> _WRITTEN PROBLEM_
From the records below, copy every line that contains the word "OPEC".

--- START DATA LINES ---

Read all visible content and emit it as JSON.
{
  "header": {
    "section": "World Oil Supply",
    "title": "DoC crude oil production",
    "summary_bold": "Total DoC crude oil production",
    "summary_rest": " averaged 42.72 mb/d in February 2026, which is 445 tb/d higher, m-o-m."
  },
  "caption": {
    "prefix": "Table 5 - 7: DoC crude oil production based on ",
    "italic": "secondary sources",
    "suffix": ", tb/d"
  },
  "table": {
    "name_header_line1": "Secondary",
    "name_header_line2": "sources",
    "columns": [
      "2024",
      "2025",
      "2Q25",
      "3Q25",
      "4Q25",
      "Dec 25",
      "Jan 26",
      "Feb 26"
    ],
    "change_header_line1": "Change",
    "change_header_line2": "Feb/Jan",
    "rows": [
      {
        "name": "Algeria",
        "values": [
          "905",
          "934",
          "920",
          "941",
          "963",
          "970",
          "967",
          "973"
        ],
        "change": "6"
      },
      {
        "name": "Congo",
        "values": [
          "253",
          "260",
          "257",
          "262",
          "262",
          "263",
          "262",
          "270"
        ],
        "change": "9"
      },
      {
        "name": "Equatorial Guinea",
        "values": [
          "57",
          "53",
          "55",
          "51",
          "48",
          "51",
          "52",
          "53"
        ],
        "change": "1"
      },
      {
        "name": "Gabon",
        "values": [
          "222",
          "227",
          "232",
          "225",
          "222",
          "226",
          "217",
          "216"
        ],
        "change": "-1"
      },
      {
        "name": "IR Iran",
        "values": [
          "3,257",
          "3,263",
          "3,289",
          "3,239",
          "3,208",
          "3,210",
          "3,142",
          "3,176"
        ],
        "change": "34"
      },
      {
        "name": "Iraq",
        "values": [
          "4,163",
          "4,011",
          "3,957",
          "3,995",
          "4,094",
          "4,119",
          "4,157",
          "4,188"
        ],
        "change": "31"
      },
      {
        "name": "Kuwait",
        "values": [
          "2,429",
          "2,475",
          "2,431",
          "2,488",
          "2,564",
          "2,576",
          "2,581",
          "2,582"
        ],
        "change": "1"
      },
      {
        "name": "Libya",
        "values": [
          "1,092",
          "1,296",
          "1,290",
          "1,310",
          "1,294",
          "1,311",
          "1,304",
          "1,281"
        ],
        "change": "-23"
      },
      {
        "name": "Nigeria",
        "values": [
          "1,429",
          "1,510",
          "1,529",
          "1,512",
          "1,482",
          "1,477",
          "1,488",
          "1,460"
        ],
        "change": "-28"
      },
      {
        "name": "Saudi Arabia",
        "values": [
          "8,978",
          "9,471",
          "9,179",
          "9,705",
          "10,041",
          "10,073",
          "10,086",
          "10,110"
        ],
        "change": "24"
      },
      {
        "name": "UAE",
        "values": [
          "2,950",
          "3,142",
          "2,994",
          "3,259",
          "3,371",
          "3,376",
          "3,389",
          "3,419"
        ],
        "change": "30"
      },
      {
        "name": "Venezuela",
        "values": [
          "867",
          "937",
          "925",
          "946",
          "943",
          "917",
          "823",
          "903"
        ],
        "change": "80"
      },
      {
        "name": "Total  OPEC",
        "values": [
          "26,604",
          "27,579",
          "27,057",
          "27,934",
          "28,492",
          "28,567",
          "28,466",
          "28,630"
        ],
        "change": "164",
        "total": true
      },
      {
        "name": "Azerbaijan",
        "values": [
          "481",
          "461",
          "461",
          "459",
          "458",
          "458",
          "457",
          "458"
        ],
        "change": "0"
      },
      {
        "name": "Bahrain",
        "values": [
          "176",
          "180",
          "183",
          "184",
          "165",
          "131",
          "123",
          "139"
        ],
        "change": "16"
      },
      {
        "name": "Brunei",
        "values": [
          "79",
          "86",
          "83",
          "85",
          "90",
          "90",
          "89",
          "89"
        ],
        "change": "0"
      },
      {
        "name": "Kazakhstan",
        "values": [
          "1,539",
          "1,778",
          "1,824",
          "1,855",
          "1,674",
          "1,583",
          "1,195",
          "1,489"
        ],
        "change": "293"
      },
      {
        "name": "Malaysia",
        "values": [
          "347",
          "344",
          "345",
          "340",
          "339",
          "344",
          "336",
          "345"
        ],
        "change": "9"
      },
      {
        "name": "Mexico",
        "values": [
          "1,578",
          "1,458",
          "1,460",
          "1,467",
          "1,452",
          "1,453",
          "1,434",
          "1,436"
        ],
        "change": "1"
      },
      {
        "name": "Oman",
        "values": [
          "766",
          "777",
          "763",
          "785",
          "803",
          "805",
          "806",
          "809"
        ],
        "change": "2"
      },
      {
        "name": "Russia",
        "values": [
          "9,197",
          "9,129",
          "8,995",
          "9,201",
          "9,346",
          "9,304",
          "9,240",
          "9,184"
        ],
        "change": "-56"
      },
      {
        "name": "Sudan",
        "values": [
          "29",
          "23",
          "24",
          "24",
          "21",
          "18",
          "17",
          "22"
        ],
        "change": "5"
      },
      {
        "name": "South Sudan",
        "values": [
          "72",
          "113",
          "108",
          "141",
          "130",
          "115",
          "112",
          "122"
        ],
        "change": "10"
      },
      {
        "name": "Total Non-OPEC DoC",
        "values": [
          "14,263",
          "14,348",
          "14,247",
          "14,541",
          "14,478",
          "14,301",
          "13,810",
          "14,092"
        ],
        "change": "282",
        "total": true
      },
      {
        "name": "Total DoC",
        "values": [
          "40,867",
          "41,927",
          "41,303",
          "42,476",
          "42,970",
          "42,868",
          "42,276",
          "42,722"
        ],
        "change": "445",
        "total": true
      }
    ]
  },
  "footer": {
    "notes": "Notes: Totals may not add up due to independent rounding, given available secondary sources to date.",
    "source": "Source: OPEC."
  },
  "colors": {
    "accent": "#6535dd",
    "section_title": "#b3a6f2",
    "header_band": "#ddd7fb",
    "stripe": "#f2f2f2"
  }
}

--- END DATA LINES ---

> _RESULT OF THE EXERCISE_
        "name": "Total  OPEC",
        "name": "Total Non-OPEC DoC",
    "source": "Source: OPEC."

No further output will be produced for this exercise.